Challenge: Rewrite the records with every "x-tick-label" replaced by "x-label", keeping everything else the same.

Record set:
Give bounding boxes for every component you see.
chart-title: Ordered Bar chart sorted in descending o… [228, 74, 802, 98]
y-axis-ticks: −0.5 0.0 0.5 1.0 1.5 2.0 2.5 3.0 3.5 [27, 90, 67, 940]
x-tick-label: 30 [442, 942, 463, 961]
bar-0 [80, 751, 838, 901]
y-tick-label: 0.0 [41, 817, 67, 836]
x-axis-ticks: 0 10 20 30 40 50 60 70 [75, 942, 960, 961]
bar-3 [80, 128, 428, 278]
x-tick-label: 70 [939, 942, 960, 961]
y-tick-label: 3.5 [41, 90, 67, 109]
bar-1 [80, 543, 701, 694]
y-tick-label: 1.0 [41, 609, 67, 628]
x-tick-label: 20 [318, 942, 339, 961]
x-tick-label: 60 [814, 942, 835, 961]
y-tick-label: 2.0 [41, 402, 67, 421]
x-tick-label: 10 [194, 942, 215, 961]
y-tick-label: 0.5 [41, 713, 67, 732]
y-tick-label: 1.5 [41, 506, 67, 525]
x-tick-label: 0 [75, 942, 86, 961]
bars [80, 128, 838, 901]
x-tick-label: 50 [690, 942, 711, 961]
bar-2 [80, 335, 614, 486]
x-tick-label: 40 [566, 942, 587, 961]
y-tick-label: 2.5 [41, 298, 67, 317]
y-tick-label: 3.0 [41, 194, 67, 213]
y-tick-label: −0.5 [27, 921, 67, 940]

Full output:
Give bounding boxes for every component you see.
chart-title: Ordered Bar chart sorted in descending o… [228, 74, 802, 98]
y-axis-ticks: −0.5 0.0 0.5 1.0 1.5 2.0 2.5 3.0 3.5 [27, 90, 67, 940]
x-label: 30 [442, 942, 463, 961]
bar-0 [80, 751, 838, 901]
y-tick-label: 0.0 [41, 817, 67, 836]
x-axis-ticks: 0 10 20 30 40 50 60 70 [75, 942, 960, 961]
bar-3 [80, 128, 428, 278]
x-label: 70 [939, 942, 960, 961]
y-tick-label: 3.5 [41, 90, 67, 109]
bar-1 [80, 543, 701, 694]
y-tick-label: 1.0 [41, 609, 67, 628]
x-label: 20 [318, 942, 339, 961]
x-label: 60 [814, 942, 835, 961]
y-tick-label: 2.0 [41, 402, 67, 421]
x-label: 10 [194, 942, 215, 961]
y-tick-label: 0.5 [41, 713, 67, 732]
y-tick-label: 1.5 [41, 506, 67, 525]
x-label: 0 [75, 942, 86, 961]
bars [80, 128, 838, 901]
x-label: 50 [690, 942, 711, 961]
bar-2 [80, 335, 614, 486]
x-label: 40 [566, 942, 587, 961]
y-tick-label: 2.5 [41, 298, 67, 317]
y-tick-label: 3.0 [41, 194, 67, 213]
y-tick-label: −0.5 [27, 921, 67, 940]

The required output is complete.